*Text block*.
__________

In [None]:
## Set notebook to auto reload updated modules. Put this at the top of your Jupyter
#  notebooks, and if you import code from local .py files, you won't have to restart
#  the kernel when you make changes in the code.
%load_ext autoreload
%autoreload 2

---

# Book Scraper

This notebook scrapes the [books.toscrape.com site](https://books.toscrape.com).


---

## Imports

Import packages to use in the notebook.


In [None]:
from pathlib import Path
import random
import json

In [None]:
import httpx
from hishel import SyncSqliteStorage
from hishel.httpx import SyncCacheTransport

In [None]:
from bs4 import BeautifulSoup

## Constants

Define constants for the notebook (values that are set at the beginning and don't change).

In [None]:
## Path to HTTP cache database
CACHE_PATH = ".cache/http.cache"

## Base URL for target site
BASE_URL: str = "https://books.toscrape.com"

## Functions

Re-usable code for the notebook to call.

In [None]:
def get_cache_transport(
    cache_file: str | Path = CACHE_PATH, ttl: int = 900
) -> httpx.HTTPTransport:
    """Return a Hishel SyncCacheTransport with SQLite cache.

    Params:
        cache_file (str | Path): Path to a SQLite file where responses will be cached.
        ttl (int): Time an object should live in the cache before being cleared/refreshed (default=900, which is 15 minutes).
    """
    ## Ensure cache parent directory exists. If it already exists, nothing will happen
    Path(cache_file).parent.mkdir(parents=True, exist_ok=True)

__________

*Available data*.
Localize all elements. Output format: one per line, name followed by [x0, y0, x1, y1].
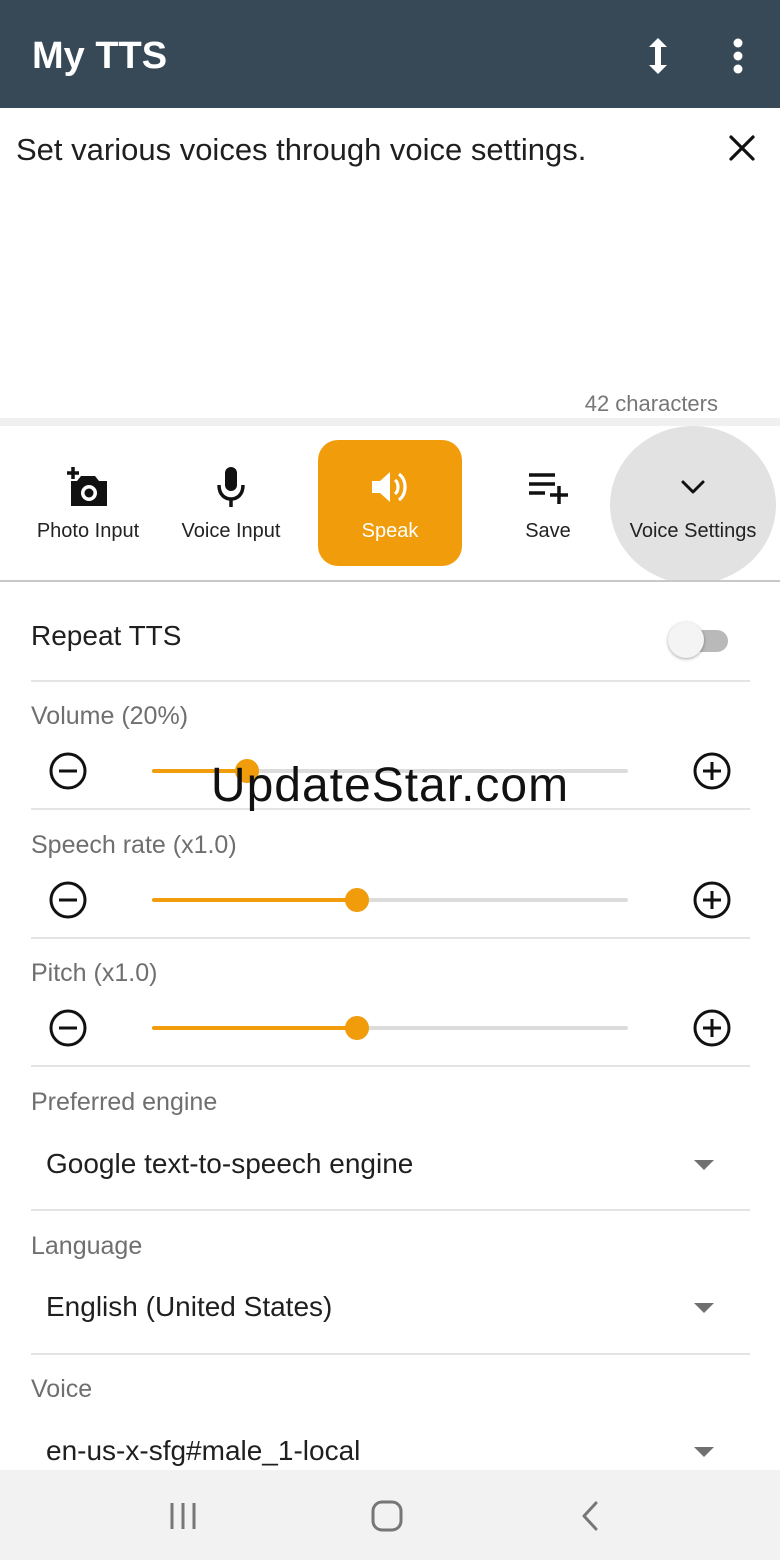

__________

*Aim 1*.
In the book scraper notebook, what is the default time an object lives in the cache before being cleared or refreshed?
*Aim 2*.
Reproduce the part of the book scraper notebook starting with "## Functions" and going on through "with SQLite cache.".

*Problem solution 1*.
900 seconds, which is 15 minutes.

*Problem solution 2*.
## Functions

Re-usable code for the notebook to call.

In [None]:
def get_cache_transport(
    cache_file: str | Path = CACHE_PATH, ttl: int = 900
) -> httpx.HTTPTransport:
    """Return a Hishel SyncCacheTransport with SQLite cache.